DATA EXCERPTS:
/---

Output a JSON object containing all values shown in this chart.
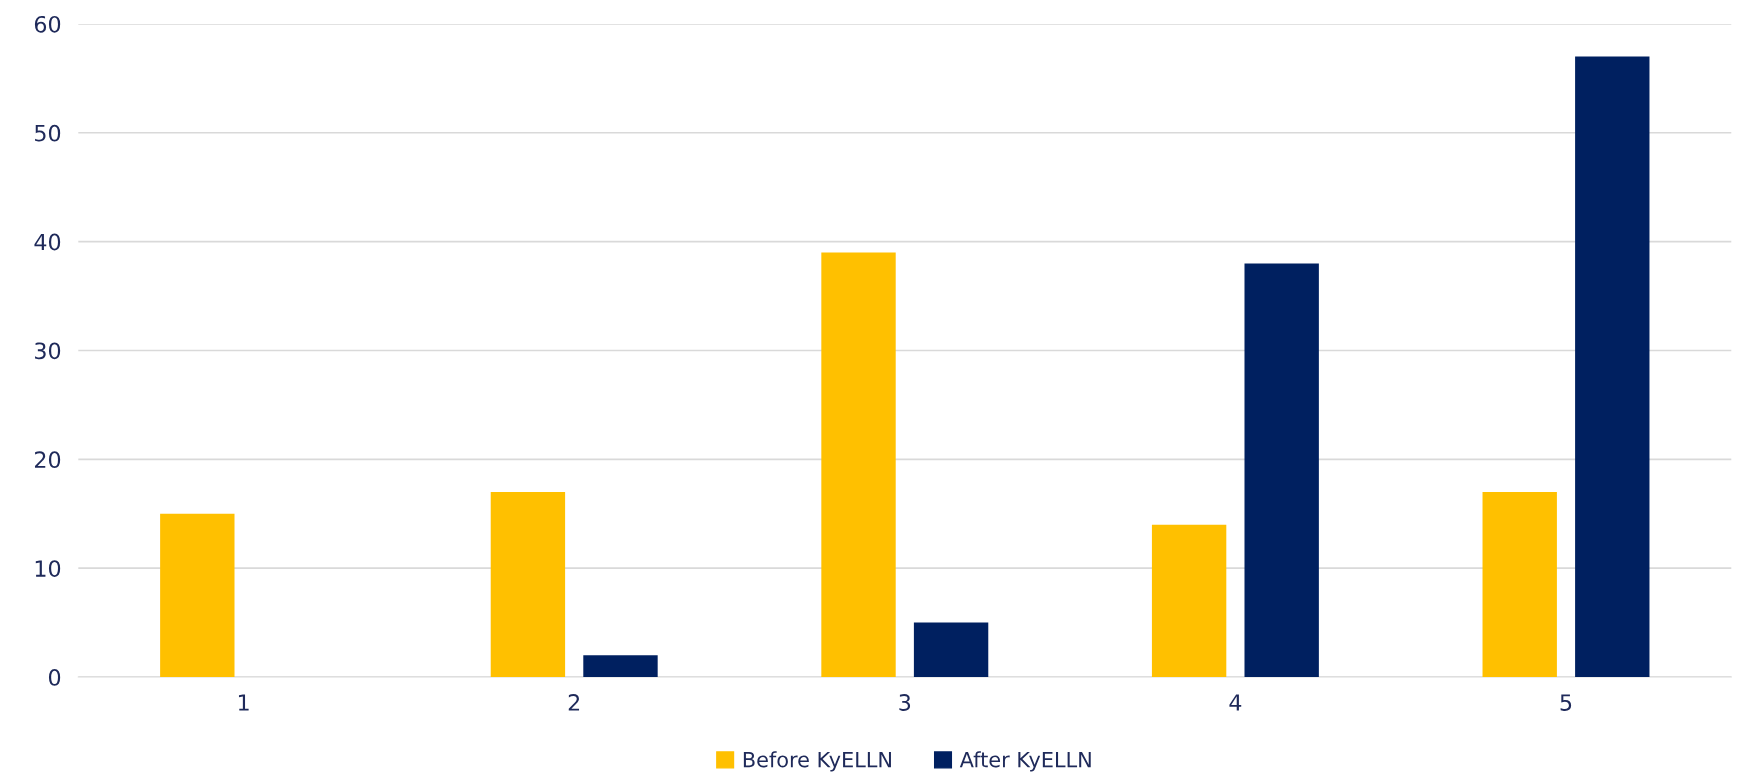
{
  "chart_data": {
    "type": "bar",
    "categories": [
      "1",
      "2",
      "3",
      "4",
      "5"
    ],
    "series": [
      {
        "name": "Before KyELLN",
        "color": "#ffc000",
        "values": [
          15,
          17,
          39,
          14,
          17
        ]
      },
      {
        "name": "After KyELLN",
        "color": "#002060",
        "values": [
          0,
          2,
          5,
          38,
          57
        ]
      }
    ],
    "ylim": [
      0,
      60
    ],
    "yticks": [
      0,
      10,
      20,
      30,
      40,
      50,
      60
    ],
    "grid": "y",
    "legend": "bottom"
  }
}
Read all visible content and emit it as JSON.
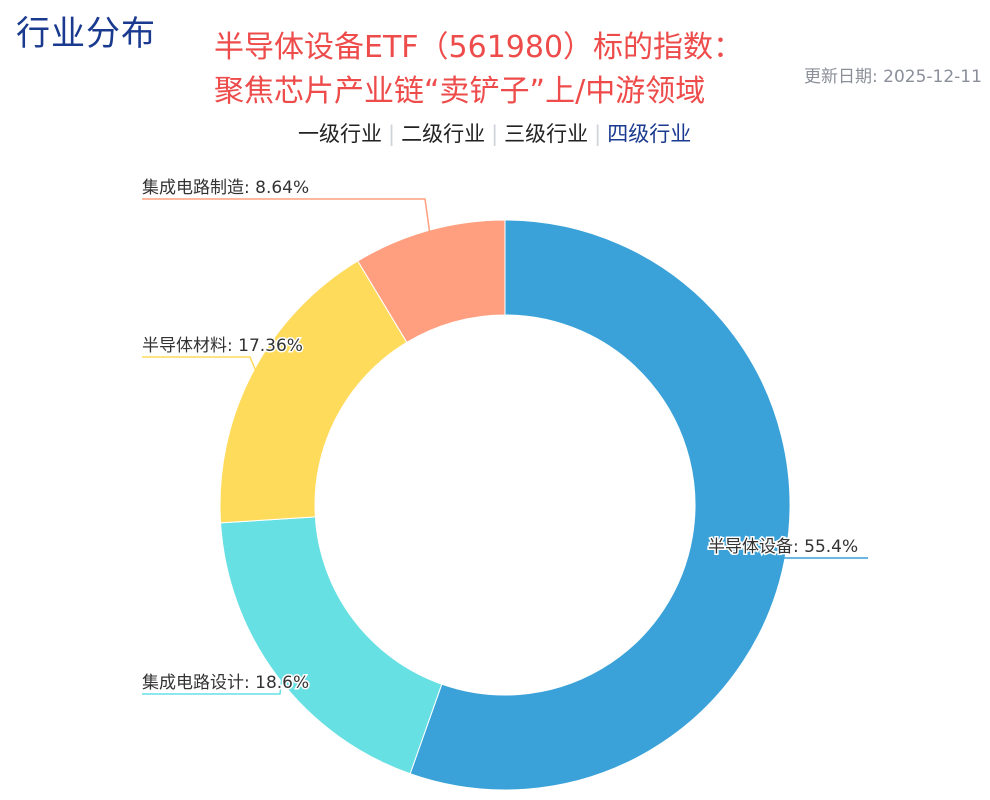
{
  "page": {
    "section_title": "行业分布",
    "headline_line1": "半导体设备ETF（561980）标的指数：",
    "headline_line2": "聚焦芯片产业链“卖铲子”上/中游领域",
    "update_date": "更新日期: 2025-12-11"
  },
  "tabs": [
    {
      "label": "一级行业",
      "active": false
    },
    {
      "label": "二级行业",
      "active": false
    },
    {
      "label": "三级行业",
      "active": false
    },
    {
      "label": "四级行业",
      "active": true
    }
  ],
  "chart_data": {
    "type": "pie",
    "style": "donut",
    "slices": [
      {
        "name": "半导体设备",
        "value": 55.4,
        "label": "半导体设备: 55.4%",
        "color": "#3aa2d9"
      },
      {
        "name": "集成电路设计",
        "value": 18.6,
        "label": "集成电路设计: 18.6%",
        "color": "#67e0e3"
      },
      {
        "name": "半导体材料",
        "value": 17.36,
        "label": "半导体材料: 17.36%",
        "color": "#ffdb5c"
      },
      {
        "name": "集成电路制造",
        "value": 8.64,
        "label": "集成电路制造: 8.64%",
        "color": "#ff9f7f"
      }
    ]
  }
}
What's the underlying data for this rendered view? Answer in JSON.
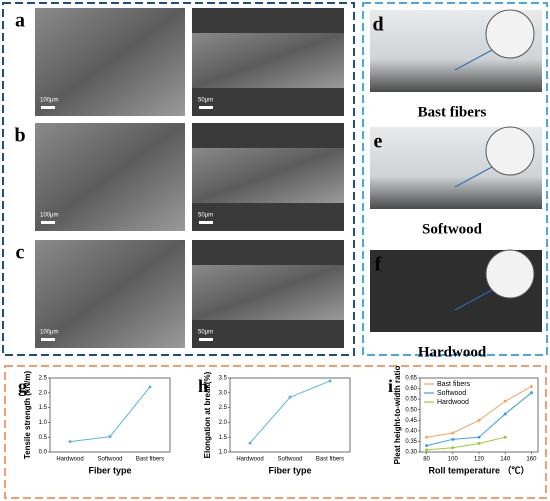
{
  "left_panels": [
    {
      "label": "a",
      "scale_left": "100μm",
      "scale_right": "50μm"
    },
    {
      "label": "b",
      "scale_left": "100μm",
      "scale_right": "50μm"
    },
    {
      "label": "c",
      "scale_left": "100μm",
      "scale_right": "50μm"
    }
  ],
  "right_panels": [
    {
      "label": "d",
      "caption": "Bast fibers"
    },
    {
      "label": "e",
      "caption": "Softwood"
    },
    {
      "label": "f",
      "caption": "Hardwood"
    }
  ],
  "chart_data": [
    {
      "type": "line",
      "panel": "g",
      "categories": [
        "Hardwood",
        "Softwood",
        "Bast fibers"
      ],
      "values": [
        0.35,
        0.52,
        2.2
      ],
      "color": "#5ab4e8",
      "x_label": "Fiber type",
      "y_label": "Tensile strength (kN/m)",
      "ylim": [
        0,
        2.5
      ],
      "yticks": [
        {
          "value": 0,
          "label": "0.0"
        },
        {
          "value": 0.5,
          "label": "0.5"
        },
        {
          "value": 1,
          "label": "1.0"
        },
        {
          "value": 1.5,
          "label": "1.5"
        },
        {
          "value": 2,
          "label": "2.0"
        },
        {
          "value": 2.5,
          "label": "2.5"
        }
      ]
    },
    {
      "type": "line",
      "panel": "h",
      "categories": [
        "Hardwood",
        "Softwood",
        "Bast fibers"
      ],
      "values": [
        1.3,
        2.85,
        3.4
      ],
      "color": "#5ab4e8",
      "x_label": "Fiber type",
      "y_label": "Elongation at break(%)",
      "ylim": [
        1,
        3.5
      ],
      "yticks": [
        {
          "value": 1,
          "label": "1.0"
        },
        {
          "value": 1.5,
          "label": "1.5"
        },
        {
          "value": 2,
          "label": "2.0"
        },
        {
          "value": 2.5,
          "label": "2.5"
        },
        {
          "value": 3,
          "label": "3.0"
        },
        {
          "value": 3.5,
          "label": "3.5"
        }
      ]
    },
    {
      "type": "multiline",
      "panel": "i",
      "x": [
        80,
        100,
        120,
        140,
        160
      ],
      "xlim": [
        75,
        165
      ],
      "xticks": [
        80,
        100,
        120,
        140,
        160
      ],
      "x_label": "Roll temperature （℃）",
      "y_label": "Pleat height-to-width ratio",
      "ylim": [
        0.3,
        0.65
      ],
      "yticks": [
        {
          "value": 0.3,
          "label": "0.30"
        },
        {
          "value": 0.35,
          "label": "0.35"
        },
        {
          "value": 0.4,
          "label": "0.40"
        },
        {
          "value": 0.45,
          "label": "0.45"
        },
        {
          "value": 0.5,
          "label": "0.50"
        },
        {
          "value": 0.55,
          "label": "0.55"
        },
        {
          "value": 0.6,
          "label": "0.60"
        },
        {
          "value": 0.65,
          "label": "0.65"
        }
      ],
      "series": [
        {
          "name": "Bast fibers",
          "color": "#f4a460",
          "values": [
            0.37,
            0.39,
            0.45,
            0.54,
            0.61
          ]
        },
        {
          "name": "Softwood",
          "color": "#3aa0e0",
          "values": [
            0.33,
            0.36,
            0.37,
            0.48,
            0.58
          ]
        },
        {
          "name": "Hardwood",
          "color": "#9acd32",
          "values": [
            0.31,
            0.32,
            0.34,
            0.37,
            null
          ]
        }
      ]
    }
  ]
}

\---
/---

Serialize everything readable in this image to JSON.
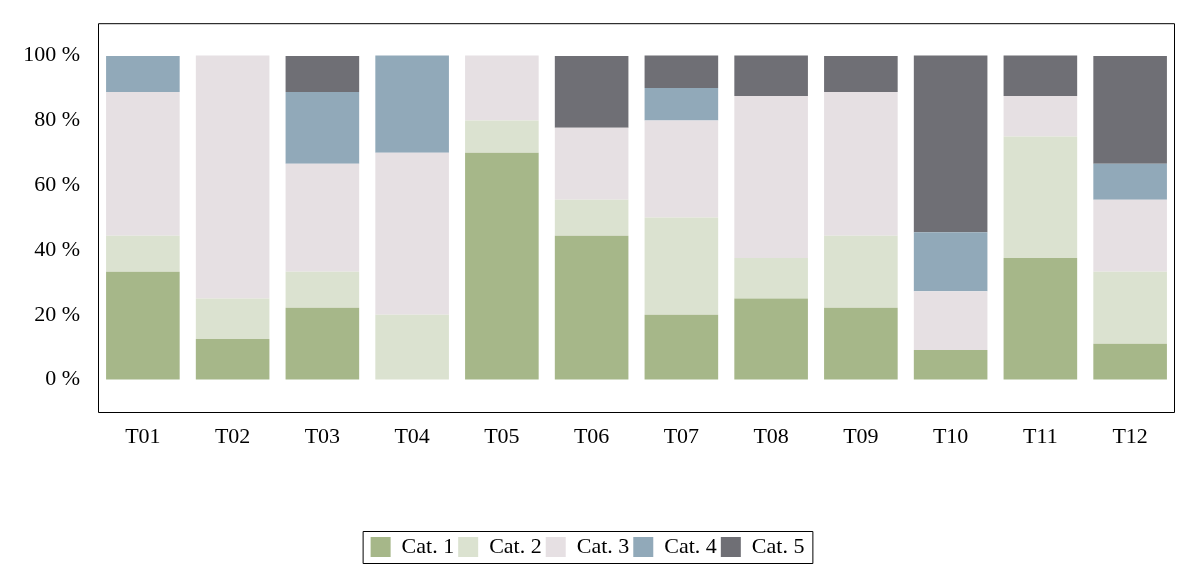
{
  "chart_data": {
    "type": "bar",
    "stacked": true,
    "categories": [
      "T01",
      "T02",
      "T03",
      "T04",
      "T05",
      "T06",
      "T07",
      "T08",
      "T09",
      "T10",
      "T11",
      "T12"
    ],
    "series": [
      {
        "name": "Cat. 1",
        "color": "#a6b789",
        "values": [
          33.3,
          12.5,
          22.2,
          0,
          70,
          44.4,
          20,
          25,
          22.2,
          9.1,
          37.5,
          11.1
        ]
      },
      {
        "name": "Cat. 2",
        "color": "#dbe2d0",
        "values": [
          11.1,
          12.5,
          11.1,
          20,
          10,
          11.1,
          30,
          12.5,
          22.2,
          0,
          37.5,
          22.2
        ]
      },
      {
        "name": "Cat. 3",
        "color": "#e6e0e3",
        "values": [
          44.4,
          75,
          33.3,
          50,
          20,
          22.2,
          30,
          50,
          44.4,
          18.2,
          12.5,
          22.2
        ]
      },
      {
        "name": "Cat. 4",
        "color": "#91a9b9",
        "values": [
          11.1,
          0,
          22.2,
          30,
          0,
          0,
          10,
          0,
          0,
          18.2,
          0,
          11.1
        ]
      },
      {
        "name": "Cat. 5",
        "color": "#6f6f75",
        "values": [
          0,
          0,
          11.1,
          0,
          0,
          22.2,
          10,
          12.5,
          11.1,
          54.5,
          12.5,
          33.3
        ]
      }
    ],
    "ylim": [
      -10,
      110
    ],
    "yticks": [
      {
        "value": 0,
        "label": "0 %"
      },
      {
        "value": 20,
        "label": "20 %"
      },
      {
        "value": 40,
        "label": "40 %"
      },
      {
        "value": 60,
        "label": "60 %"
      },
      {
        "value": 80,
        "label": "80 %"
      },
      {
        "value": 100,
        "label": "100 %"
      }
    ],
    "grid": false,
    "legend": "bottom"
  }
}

\---

WHAT THE EXERCISE ASKS: Copy every line of the listing that includes the string "Softwood".

RESPONSE TO THE EXERCISE:
      "caption": "Softwood"
        "Softwood",
        "Softwood",
          "name": "Softwood",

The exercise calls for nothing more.